Extracted data entries
_ _ _ _
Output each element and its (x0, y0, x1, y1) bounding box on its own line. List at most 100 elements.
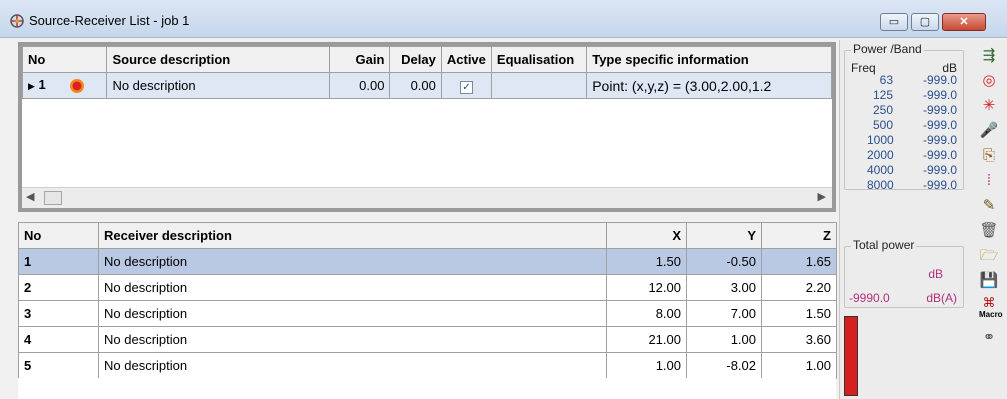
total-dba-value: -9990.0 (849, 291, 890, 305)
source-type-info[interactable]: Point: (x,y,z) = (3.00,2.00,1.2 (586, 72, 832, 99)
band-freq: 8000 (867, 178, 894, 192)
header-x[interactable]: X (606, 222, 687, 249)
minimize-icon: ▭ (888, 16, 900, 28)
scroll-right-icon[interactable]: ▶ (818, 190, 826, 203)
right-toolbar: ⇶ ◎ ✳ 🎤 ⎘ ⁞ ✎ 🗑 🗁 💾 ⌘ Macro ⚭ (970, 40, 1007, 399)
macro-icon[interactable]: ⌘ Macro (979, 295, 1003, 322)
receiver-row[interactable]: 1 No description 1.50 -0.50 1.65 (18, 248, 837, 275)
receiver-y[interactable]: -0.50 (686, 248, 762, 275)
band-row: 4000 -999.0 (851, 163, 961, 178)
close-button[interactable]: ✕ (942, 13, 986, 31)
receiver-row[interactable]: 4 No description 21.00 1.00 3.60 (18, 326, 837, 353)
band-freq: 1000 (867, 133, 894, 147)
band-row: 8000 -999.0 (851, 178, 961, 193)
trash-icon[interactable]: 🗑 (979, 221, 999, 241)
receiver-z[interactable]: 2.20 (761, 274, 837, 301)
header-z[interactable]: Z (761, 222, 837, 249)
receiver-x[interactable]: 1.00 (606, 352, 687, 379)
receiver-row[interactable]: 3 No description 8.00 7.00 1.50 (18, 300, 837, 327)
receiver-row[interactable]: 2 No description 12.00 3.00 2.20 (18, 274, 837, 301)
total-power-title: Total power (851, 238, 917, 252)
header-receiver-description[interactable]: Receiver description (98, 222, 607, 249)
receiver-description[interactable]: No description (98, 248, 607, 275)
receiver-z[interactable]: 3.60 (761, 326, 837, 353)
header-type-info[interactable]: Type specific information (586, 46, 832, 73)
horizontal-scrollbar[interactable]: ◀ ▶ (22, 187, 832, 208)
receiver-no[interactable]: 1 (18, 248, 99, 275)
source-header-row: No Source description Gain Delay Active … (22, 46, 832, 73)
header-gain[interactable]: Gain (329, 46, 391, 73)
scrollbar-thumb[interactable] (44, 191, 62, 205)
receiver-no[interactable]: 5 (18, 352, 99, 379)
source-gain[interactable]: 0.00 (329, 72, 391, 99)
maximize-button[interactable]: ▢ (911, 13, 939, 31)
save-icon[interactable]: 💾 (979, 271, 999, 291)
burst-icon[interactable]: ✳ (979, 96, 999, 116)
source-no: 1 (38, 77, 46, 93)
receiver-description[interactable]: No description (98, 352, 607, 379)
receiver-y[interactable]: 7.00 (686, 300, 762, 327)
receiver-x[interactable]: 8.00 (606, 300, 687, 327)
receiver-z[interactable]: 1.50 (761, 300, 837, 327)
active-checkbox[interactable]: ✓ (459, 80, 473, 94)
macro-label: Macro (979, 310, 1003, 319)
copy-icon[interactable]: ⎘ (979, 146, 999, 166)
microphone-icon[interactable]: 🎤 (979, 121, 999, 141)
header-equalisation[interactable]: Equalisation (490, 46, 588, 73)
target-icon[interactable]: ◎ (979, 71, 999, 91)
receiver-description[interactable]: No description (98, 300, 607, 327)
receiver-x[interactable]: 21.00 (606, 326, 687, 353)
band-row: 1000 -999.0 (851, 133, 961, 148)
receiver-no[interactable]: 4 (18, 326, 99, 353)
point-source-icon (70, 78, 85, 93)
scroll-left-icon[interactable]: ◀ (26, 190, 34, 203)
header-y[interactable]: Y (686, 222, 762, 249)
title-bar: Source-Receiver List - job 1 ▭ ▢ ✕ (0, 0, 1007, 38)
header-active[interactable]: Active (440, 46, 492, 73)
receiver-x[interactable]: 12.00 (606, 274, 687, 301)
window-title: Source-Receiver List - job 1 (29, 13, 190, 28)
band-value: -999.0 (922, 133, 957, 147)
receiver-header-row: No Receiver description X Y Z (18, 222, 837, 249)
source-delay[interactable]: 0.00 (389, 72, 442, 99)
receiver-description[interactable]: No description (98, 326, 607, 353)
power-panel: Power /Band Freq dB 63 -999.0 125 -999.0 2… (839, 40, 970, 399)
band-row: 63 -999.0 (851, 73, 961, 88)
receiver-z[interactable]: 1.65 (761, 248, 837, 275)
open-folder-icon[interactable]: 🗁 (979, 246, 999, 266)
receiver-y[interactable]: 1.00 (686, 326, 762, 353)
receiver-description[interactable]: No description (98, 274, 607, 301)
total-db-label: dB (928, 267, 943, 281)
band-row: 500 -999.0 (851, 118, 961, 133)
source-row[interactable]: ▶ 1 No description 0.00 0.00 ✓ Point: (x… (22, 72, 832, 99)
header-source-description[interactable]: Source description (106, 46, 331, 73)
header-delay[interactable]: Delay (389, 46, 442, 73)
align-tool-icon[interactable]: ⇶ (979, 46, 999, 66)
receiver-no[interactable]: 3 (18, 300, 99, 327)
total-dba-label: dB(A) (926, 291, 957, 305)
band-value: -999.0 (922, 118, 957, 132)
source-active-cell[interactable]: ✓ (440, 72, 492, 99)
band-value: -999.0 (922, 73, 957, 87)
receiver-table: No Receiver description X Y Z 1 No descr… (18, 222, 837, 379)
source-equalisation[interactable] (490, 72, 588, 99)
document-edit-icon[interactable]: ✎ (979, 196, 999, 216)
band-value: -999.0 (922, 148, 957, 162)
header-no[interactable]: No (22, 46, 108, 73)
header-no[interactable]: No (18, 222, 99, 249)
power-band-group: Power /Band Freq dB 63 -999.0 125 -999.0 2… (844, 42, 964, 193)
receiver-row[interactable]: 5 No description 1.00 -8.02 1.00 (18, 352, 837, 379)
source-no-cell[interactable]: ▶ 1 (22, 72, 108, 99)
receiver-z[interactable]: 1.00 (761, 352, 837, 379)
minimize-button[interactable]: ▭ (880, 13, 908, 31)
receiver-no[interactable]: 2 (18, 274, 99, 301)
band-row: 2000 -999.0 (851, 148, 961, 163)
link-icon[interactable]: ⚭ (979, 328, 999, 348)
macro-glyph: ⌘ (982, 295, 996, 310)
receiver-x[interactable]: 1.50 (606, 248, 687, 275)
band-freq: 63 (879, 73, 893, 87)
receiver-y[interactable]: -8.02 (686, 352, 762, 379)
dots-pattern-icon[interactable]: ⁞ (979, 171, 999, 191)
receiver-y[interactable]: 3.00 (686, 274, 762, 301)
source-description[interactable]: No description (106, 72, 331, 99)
_ _ _ _
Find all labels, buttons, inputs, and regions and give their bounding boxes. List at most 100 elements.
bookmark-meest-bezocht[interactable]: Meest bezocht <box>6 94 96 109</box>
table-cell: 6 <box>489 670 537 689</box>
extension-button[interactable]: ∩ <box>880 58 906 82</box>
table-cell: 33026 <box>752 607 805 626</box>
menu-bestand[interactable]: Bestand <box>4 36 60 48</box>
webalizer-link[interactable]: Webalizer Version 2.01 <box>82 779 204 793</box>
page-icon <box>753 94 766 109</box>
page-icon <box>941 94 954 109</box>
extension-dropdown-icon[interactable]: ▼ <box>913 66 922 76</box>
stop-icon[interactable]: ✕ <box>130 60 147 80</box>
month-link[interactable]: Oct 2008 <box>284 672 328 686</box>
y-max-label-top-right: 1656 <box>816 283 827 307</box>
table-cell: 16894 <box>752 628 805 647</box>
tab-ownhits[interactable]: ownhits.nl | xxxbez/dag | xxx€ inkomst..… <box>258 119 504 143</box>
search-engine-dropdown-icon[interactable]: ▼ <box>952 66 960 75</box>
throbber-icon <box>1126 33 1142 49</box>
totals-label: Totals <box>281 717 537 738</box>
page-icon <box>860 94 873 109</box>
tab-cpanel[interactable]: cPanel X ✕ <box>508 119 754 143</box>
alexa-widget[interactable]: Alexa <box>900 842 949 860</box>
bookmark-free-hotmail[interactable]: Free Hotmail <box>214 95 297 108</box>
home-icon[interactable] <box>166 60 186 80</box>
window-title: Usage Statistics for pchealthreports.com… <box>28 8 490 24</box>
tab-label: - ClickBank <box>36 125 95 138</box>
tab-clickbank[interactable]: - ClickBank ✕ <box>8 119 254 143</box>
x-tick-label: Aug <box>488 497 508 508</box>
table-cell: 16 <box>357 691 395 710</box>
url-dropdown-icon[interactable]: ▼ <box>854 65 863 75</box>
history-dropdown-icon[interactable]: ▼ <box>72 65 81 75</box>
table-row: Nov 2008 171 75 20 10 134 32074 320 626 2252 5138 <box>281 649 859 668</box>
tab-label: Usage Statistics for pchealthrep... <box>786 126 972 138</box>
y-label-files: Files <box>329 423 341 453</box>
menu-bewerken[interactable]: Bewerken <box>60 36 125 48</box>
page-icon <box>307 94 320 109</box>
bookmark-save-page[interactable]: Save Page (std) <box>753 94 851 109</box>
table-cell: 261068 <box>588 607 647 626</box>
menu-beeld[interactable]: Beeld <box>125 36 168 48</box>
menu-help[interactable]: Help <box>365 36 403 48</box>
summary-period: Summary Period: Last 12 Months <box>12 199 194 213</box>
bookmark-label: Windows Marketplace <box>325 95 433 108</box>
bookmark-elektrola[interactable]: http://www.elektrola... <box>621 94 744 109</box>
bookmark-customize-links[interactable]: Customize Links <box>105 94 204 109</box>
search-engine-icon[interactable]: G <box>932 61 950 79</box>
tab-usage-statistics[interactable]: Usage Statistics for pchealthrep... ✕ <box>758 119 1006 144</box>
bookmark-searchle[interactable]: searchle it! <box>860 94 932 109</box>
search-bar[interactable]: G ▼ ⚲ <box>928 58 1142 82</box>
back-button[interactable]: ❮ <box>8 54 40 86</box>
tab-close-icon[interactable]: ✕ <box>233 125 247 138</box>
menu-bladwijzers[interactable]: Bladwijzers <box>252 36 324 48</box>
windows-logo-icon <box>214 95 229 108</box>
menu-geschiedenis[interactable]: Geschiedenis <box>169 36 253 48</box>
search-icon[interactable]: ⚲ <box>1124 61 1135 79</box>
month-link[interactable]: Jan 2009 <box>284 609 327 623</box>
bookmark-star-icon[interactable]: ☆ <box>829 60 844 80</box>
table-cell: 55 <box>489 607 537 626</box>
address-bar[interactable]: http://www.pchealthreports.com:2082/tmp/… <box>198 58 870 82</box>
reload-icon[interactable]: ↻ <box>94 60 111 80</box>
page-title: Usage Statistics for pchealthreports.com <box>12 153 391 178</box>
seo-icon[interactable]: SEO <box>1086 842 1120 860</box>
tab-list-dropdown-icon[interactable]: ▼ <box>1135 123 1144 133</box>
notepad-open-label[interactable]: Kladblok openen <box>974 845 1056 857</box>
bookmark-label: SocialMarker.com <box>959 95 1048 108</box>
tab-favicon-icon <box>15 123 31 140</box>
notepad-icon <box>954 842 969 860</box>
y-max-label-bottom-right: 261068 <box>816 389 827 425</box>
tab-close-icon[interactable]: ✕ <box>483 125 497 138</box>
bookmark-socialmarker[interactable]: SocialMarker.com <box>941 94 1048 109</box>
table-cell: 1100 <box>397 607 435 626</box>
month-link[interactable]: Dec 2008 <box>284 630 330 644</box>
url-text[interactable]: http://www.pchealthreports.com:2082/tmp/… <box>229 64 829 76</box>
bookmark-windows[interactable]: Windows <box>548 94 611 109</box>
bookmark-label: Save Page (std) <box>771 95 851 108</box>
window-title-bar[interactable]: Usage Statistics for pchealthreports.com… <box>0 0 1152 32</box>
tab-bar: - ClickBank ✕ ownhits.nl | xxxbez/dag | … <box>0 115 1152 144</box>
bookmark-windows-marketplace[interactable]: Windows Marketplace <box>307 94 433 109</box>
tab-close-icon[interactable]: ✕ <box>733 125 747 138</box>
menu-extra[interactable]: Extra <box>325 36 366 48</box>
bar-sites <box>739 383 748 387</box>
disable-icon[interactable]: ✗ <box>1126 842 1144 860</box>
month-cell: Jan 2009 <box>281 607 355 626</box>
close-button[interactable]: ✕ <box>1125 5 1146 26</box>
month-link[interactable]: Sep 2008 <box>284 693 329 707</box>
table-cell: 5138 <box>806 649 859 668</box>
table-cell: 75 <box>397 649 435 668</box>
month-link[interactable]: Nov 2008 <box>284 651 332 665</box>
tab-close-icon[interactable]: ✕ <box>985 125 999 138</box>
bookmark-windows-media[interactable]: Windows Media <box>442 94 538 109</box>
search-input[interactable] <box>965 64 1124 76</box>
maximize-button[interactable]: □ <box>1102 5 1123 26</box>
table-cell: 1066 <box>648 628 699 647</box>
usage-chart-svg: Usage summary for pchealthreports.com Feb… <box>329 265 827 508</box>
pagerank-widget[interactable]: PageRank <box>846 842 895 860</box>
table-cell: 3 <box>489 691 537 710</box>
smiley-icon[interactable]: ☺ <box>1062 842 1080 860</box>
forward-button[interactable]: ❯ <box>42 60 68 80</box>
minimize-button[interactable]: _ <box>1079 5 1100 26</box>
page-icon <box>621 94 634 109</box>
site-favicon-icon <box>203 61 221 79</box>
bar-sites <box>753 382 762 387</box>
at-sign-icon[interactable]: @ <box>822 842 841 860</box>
_ _ _ _
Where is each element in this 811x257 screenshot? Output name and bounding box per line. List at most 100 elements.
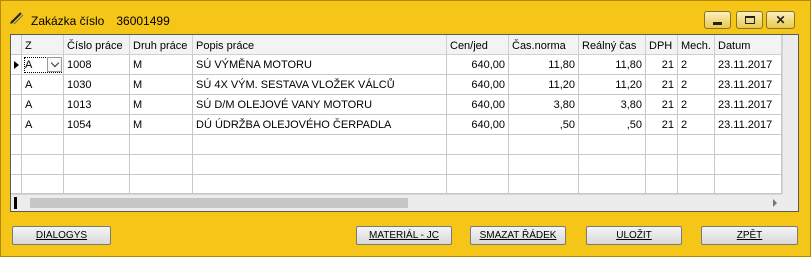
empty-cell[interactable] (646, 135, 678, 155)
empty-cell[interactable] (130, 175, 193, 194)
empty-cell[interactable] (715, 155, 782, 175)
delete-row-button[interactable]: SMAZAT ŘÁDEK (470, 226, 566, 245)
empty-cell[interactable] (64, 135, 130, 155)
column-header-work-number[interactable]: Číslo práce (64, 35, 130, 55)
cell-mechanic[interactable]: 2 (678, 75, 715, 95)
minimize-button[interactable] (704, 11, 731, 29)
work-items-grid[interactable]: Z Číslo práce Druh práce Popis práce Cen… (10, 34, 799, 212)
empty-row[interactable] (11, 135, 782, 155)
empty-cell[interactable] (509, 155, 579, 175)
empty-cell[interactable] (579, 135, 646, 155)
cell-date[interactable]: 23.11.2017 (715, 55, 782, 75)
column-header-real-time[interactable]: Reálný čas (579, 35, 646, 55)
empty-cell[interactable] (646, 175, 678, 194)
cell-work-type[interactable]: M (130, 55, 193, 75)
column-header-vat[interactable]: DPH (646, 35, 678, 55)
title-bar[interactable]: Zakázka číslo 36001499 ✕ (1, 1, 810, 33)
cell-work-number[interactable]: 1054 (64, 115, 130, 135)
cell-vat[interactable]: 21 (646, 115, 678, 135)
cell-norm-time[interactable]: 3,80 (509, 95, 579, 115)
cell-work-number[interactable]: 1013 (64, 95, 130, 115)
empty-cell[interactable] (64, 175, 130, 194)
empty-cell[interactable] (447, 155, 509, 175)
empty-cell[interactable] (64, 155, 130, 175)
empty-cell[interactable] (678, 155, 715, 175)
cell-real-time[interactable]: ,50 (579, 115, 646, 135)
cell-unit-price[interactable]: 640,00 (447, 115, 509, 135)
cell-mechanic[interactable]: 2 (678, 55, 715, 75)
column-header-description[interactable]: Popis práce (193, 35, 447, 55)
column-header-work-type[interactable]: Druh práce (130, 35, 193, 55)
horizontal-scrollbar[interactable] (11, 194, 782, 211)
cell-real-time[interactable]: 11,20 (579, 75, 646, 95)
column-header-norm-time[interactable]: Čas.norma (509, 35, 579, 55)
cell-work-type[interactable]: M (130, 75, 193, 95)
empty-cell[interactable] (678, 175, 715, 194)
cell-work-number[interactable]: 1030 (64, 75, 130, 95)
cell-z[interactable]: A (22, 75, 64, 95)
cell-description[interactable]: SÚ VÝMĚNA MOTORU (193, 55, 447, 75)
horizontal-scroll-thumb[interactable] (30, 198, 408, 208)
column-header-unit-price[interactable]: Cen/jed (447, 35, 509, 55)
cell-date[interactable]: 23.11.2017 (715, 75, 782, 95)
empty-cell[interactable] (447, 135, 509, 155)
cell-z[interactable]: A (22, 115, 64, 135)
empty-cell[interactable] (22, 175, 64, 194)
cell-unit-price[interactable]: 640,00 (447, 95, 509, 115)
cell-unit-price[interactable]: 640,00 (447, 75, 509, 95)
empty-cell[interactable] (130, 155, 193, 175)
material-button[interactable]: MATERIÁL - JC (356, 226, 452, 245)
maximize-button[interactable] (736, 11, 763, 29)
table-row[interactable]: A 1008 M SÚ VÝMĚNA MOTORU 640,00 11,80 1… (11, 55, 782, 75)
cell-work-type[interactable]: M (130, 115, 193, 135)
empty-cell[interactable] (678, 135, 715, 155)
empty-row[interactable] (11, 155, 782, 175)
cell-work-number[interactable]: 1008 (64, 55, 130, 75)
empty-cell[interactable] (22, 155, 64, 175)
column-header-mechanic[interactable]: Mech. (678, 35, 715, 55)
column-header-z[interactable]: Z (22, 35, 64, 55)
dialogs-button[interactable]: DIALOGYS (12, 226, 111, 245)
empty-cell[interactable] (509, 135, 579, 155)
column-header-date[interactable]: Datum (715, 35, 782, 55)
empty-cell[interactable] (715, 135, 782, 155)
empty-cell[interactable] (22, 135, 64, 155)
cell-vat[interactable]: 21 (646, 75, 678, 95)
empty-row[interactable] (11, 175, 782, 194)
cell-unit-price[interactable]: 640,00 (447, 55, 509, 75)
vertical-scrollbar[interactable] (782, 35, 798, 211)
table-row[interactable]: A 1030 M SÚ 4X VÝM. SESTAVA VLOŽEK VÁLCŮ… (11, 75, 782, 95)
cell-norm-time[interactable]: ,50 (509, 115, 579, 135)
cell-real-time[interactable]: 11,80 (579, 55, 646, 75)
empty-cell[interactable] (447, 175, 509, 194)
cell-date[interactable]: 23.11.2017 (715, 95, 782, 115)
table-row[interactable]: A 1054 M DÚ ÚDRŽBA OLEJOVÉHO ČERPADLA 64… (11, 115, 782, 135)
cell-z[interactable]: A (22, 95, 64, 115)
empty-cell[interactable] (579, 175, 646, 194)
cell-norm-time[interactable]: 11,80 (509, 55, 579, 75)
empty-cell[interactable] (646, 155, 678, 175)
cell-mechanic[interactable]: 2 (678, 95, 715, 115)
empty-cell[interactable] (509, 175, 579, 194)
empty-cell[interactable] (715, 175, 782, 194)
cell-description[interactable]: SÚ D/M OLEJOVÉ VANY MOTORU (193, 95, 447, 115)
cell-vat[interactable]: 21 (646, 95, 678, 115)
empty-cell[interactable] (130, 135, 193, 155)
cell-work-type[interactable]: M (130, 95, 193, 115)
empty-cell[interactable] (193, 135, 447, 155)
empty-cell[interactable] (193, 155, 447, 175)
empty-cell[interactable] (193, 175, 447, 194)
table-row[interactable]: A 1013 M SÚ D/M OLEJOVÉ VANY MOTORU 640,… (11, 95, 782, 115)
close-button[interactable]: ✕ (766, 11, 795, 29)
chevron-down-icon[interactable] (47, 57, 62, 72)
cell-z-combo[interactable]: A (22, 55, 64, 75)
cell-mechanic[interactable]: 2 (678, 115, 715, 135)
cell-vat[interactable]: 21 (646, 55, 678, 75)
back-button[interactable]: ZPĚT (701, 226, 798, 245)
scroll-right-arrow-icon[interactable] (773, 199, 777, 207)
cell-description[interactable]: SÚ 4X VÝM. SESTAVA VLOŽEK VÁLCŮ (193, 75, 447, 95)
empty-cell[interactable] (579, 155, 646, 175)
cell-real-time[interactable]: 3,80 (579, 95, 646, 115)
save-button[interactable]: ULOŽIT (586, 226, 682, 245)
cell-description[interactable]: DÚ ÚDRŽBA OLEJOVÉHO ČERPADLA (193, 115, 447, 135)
_ _ _ _
■ What to work on ■
Retype the entries from the line with "empty-cell[interactable] (646, 135, 678, 155)" to the line with "column-header-description[interactable]: Popis práce", keeping every character the same.

■ Exercise answer ■
empty-cell[interactable] (646, 135, 678, 155)
empty-cell[interactable] (130, 175, 193, 194)
empty-cell[interactable] (715, 155, 782, 175)
delete-row-button[interactable]: SMAZAT ŘÁDEK (470, 226, 566, 245)
empty-cell[interactable] (64, 135, 130, 155)
column-header-work-number[interactable]: Číslo práce (64, 35, 130, 55)
cell-mechanic[interactable]: 2 (678, 75, 715, 95)
minimize-button[interactable] (704, 11, 731, 29)
work-items-grid[interactable]: Z Číslo práce Druh práce Popis práce Cen… (10, 34, 799, 212)
empty-row[interactable] (11, 135, 782, 155)
empty-cell[interactable] (509, 155, 579, 175)
empty-cell[interactable] (579, 135, 646, 155)
cell-date[interactable]: 23.11.2017 (715, 55, 782, 75)
column-header-real-time[interactable]: Reálný čas (579, 35, 646, 55)
empty-cell[interactable] (646, 175, 678, 194)
cell-work-type[interactable]: M (130, 55, 193, 75)
column-header-vat[interactable]: DPH (646, 35, 678, 55)
title-bar[interactable]: Zakázka číslo 36001499 ✕ (1, 1, 810, 33)
cell-work-number[interactable]: 1054 (64, 115, 130, 135)
cell-vat[interactable]: 21 (646, 115, 678, 135)
cell-norm-time[interactable]: 3,80 (509, 95, 579, 115)
cell-work-number[interactable]: 1013 (64, 95, 130, 115)
empty-cell[interactable] (64, 175, 130, 194)
empty-cell[interactable] (447, 155, 509, 175)
empty-cell[interactable] (64, 155, 130, 175)
empty-cell[interactable] (678, 155, 715, 175)
cell-real-time[interactable]: ,50 (579, 115, 646, 135)
cell-unit-price[interactable]: 640,00 (447, 115, 509, 135)
cell-mechanic[interactable]: 2 (678, 55, 715, 75)
column-header-description[interactable]: Popis práce (193, 35, 447, 55)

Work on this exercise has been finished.